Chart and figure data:
........

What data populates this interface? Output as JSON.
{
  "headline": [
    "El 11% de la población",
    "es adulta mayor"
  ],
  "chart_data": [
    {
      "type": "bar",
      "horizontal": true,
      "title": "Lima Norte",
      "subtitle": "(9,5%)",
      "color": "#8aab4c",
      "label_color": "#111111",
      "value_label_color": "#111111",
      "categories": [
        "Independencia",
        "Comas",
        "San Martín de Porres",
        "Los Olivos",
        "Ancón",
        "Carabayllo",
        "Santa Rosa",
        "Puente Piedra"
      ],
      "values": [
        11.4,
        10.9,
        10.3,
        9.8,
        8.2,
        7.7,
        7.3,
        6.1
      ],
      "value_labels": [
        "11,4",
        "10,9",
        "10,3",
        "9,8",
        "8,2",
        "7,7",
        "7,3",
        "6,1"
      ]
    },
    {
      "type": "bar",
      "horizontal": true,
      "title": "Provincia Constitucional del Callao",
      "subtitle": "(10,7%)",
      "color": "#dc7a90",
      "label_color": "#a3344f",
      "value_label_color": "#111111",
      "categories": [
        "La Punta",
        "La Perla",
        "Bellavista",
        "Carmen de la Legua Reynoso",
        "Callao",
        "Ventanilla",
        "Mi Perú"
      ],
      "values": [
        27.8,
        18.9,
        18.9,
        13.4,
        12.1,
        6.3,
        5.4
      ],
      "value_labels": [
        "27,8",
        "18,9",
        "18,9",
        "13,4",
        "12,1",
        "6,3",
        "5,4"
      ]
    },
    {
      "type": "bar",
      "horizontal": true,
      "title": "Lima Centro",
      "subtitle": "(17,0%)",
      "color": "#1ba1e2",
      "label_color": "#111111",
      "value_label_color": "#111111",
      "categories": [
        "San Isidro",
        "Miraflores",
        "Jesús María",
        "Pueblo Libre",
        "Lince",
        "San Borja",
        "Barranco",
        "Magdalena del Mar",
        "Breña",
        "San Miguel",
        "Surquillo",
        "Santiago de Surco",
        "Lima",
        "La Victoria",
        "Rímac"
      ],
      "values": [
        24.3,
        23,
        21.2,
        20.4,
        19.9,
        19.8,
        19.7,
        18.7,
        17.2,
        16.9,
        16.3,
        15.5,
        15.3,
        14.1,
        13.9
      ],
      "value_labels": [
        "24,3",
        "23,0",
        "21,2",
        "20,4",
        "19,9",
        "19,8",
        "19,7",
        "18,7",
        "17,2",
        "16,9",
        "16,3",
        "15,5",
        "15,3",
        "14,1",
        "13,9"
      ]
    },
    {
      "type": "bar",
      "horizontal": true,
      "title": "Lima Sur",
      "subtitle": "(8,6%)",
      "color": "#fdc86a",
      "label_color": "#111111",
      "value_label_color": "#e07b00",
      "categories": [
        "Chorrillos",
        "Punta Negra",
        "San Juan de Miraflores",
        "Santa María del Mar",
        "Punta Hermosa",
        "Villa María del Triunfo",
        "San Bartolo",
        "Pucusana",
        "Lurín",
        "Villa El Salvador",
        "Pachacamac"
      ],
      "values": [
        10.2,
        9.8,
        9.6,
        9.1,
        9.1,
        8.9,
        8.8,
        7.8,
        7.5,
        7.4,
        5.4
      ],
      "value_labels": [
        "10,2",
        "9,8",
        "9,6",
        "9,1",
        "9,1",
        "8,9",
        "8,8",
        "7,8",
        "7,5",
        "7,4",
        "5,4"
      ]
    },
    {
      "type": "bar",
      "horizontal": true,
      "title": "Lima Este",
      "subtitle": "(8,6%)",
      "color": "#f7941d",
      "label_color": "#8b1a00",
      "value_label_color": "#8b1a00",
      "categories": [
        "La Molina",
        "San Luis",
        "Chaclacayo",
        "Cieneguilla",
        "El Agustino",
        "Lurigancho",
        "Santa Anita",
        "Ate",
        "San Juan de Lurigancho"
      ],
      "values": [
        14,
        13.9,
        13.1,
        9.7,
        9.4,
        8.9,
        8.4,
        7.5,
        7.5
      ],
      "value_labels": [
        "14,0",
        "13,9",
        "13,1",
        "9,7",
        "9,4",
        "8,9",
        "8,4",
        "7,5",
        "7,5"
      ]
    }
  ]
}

........

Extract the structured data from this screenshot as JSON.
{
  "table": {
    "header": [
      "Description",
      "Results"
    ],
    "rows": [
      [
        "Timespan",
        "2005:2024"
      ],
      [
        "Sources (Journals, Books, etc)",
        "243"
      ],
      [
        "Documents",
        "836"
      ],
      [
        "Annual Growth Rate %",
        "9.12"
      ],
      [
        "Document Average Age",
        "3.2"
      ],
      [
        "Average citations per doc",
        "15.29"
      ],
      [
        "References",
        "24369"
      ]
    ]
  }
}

........

What is required:
Return every line in the listing that contains the word "María".

In response:
        "Jesús María",
        "Santa María del Mar",
        "Villa María del Triunfo",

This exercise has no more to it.